- _What is asked_:
Repeat the listing in full, exactly as it stands.

- _Material for the task_:
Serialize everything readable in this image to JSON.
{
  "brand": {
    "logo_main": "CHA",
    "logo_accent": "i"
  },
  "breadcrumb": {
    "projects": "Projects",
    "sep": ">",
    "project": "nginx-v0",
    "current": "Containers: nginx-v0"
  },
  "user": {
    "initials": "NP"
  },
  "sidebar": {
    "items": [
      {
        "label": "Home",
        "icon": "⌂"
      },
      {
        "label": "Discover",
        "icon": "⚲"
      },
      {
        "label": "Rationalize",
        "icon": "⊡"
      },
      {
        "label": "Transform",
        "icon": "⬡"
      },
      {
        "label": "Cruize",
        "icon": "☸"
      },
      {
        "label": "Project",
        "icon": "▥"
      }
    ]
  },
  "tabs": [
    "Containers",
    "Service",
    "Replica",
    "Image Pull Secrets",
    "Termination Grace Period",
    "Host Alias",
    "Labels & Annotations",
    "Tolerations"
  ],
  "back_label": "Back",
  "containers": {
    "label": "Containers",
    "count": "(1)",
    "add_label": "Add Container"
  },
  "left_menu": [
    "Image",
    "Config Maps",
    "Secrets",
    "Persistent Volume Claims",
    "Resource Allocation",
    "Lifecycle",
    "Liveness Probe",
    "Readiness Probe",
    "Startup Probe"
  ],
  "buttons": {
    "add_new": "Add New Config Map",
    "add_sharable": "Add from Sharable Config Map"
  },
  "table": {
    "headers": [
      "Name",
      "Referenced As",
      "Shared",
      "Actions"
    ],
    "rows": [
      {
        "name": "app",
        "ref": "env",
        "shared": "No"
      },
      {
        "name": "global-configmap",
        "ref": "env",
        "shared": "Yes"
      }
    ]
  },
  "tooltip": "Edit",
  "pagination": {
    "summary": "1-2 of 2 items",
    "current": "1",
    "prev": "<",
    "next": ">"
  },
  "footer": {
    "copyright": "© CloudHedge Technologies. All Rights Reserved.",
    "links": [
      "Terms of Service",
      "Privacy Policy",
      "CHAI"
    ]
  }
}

- _Answer to the exercise_:
Serialize everything readable in this image to JSON.
{
  "brand": {
    "logo_main": "CHA",
    "logo_accent": "i"
  },
  "breadcrumb": {
    "projects": "Projects",
    "sep": ">",
    "project": "nginx-v0",
    "current": "Containers: nginx-v0"
  },
  "user": {
    "initials": "NP"
  },
  "sidebar": {
    "items": [
      {
        "label": "Home",
        "icon": "⌂"
      },
      {
        "label": "Discover",
        "icon": "⚲"
      },
      {
        "label": "Rationalize",
        "icon": "⊡"
      },
      {
        "label": "Transform",
        "icon": "⬡"
      },
      {
        "label": "Cruize",
        "icon": "☸"
      },
      {
        "label": "Project",
        "icon": "▥"
      }
    ]
  },
  "tabs": [
    "Containers",
    "Service",
    "Replica",
    "Image Pull Secrets",
    "Termination Grace Period",
    "Host Alias",
    "Labels & Annotations",
    "Tolerations"
  ],
  "back_label": "Back",
  "containers": {
    "label": "Containers",
    "count": "(1)",
    "add_label": "Add Container"
  },
  "left_menu": [
    "Image",
    "Config Maps",
    "Secrets",
    "Persistent Volume Claims",
    "Resource Allocation",
    "Lifecycle",
    "Liveness Probe",
    "Readiness Probe",
    "Startup Probe"
  ],
  "buttons": {
    "add_new": "Add New Config Map",
    "add_sharable": "Add from Sharable Config Map"
  },
  "table": {
    "headers": [
      "Name",
      "Referenced As",
      "Shared",
      "Actions"
    ],
    "rows": [
      {
        "name": "app",
        "ref": "env",
        "shared": "No"
      },
      {
        "name": "global-configmap",
        "ref": "env",
        "shared": "Yes"
      }
    ]
  },
  "tooltip": "Edit",
  "pagination": {
    "summary": "1-2 of 2 items",
    "current": "1",
    "prev": "<",
    "next": ">"
  },
  "footer": {
    "copyright": "© CloudHedge Technologies. All Rights Reserved.",
    "links": [
      "Terms of Service",
      "Privacy Policy",
      "CHAI"
    ]
  }
}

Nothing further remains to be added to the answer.